Begin
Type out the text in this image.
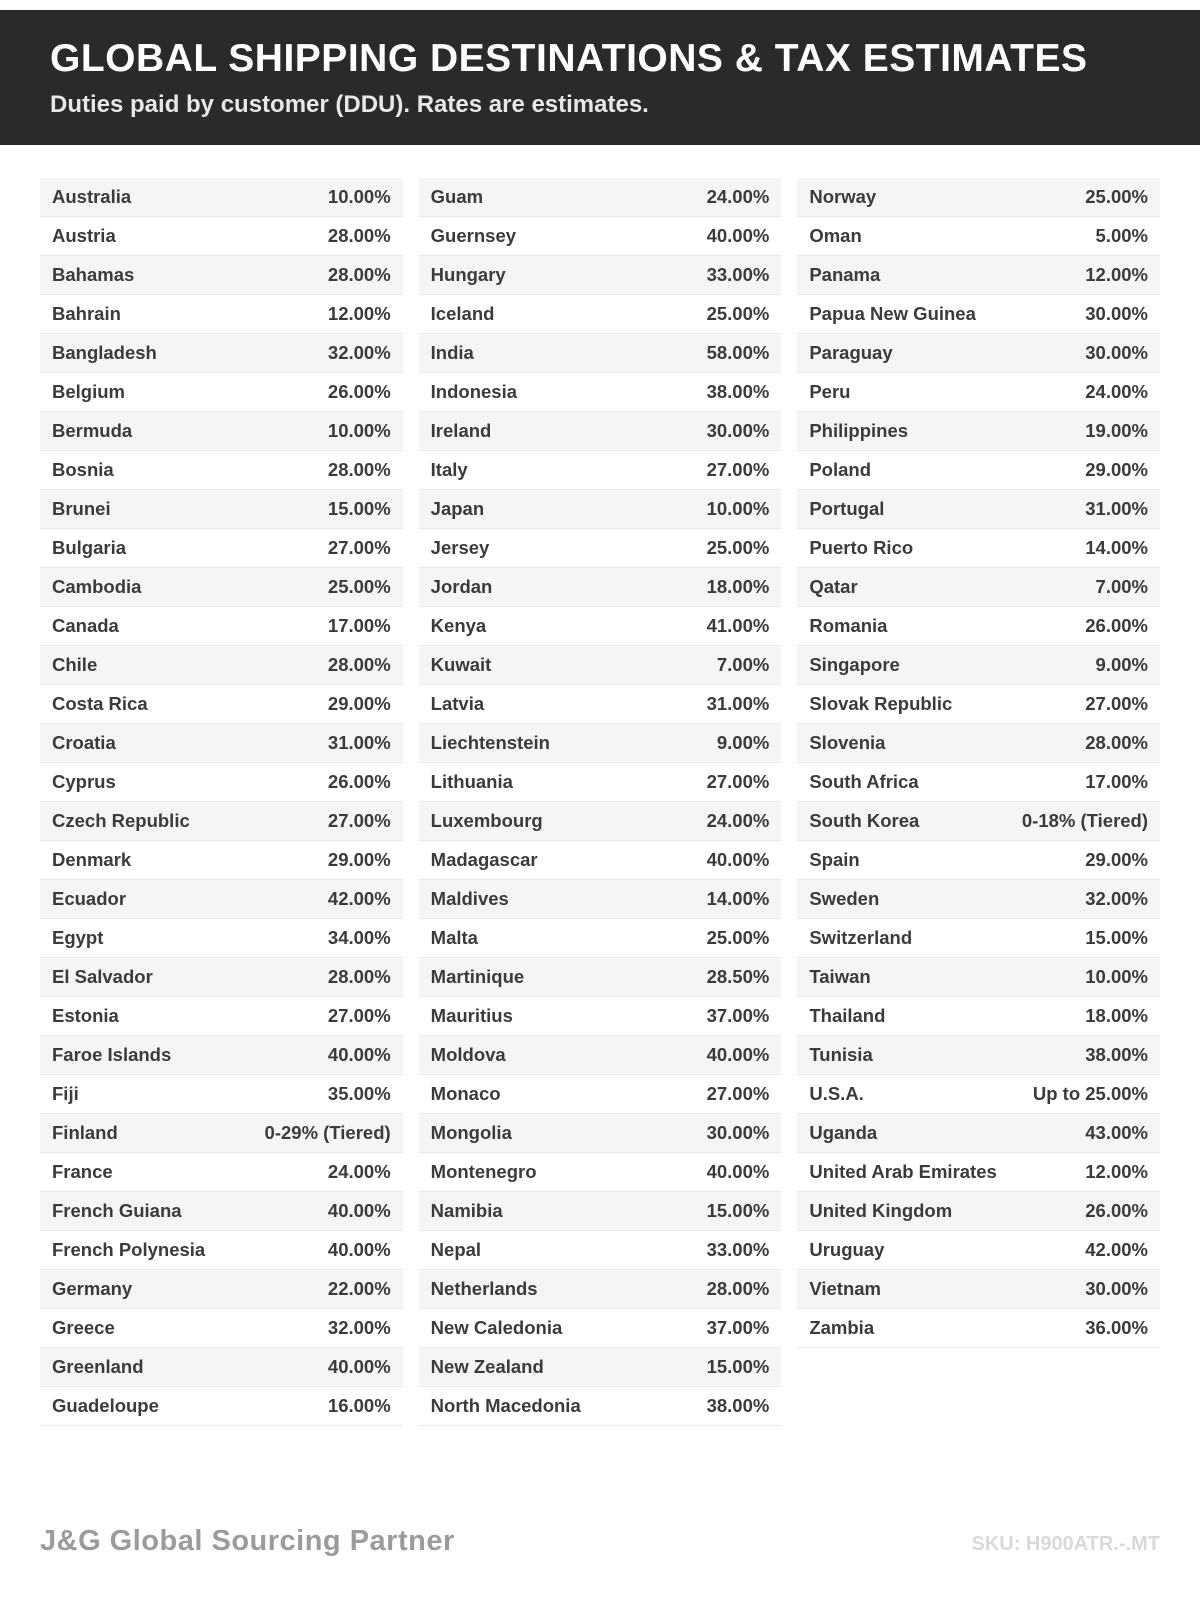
GLOBAL SHIPPING DESTINATIONS & TAX ESTIMATES

Duties paid by customer (DDU). Rates are estimates.

Australia	10.00%
Austria	28.00%
Bahamas	28.00%
Bahrain	12.00%
Bangladesh	32.00%
Belgium	26.00%
Bermuda	10.00%
Bosnia	28.00%
Brunei	15.00%
Bulgaria	27.00%
Cambodia	25.00%
Canada	17.00%
Chile	28.00%
Costa Rica	29.00%
Croatia	31.00%
Cyprus	26.00%
Czech Republic	27.00%
Denmark	29.00%
Ecuador	42.00%
Egypt	34.00%
El Salvador	28.00%
Estonia	27.00%
Faroe Islands	40.00%
Fiji	35.00%
Finland	0-29% (Tiered)
France	24.00%
French Guiana	40.00%
French Polynesia	40.00%
Germany	22.00%
Greece	32.00%
Greenland	40.00%
Guadeloupe	16.00%
Guam	24.00%
Guernsey	40.00%
Hungary	33.00%
Iceland	25.00%
India	58.00%
Indonesia	38.00%
Ireland	30.00%
Italy	27.00%
Japan	10.00%
Jersey	25.00%
Jordan	18.00%
Kenya	41.00%
Kuwait	7.00%
Latvia	31.00%
Liechtenstein	9.00%
Lithuania	27.00%
Luxembourg	24.00%
Madagascar	40.00%
Maldives	14.00%
Malta	25.00%
Martinique	28.50%
Mauritius	37.00%
Moldova	40.00%
Monaco	27.00%
Mongolia	30.00%
Montenegro	40.00%
Namibia	15.00%
Nepal	33.00%
Netherlands	28.00%
New Caledonia	37.00%
New Zealand	15.00%
North Macedonia	38.00%
Norway	25.00%
Oman	5.00%
Panama	12.00%
Papua New Guinea	30.00%
Paraguay	30.00%
Peru	24.00%
Philippines	19.00%
Poland	29.00%
Portugal	31.00%
Puerto Rico	14.00%
Qatar	7.00%
Romania	26.00%
Singapore	9.00%
Slovak Republic	27.00%
Slovenia	28.00%
South Africa	17.00%
South Korea	0-18% (Tiered)
Spain	29.00%
Sweden	32.00%
Switzerland	15.00%
Taiwan	10.00%
Thailand	18.00%
Tunisia	38.00%
U.S.A.	Up to 25.00%
Uganda	43.00%
United Arab Emirates	12.00%
United Kingdom	26.00%
Uruguay	42.00%
Vietnam	30.00%
Zambia	36.00%
J&G Global Sourcing Partner	SKU: H900ATR.-.MT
End
# [Job]
Repeat the data above exactly, but not the pictures.

# [Answer to this task]
Type out the text in this image.
GLOBAL SHIPPING DESTINATIONS & TAX ESTIMATES

Duties paid by customer (DDU). Rates are estimates.

Australia	10.00%
Austria	28.00%
Bahamas	28.00%
Bahrain	12.00%
Bangladesh	32.00%
Belgium	26.00%
Bermuda	10.00%
Bosnia	28.00%
Brunei	15.00%
Bulgaria	27.00%
Cambodia	25.00%
Canada	17.00%
Chile	28.00%
Costa Rica	29.00%
Croatia	31.00%
Cyprus	26.00%
Czech Republic	27.00%
Denmark	29.00%
Ecuador	42.00%
Egypt	34.00%
El Salvador	28.00%
Estonia	27.00%
Faroe Islands	40.00%
Fiji	35.00%
Finland	0-29% (Tiered)
France	24.00%
French Guiana	40.00%
French Polynesia	40.00%
Germany	22.00%
Greece	32.00%
Greenland	40.00%
Guadeloupe	16.00%
Guam	24.00%
Guernsey	40.00%
Hungary	33.00%
Iceland	25.00%
India	58.00%
Indonesia	38.00%
Ireland	30.00%
Italy	27.00%
Japan	10.00%
Jersey	25.00%
Jordan	18.00%
Kenya	41.00%
Kuwait	7.00%
Latvia	31.00%
Liechtenstein	9.00%
Lithuania	27.00%
Luxembourg	24.00%
Madagascar	40.00%
Maldives	14.00%
Malta	25.00%
Martinique	28.50%
Mauritius	37.00%
Moldova	40.00%
Monaco	27.00%
Mongolia	30.00%
Montenegro	40.00%
Namibia	15.00%
Nepal	33.00%
Netherlands	28.00%
New Caledonia	37.00%
New Zealand	15.00%
North Macedonia	38.00%
Norway	25.00%
Oman	5.00%
Panama	12.00%
Papua New Guinea	30.00%
Paraguay	30.00%
Peru	24.00%
Philippines	19.00%
Poland	29.00%
Portugal	31.00%
Puerto Rico	14.00%
Qatar	7.00%
Romania	26.00%
Singapore	9.00%
Slovak Republic	27.00%
Slovenia	28.00%
South Africa	17.00%
South Korea	0-18% (Tiered)
Spain	29.00%
Sweden	32.00%
Switzerland	15.00%
Taiwan	10.00%
Thailand	18.00%
Tunisia	38.00%
U.S.A.	Up to 25.00%
Uganda	43.00%
United Arab Emirates	12.00%
United Kingdom	26.00%
Uruguay	42.00%
Vietnam	30.00%
Zambia	36.00%
J&G Global Sourcing Partner	SKU: H900ATR.-.MT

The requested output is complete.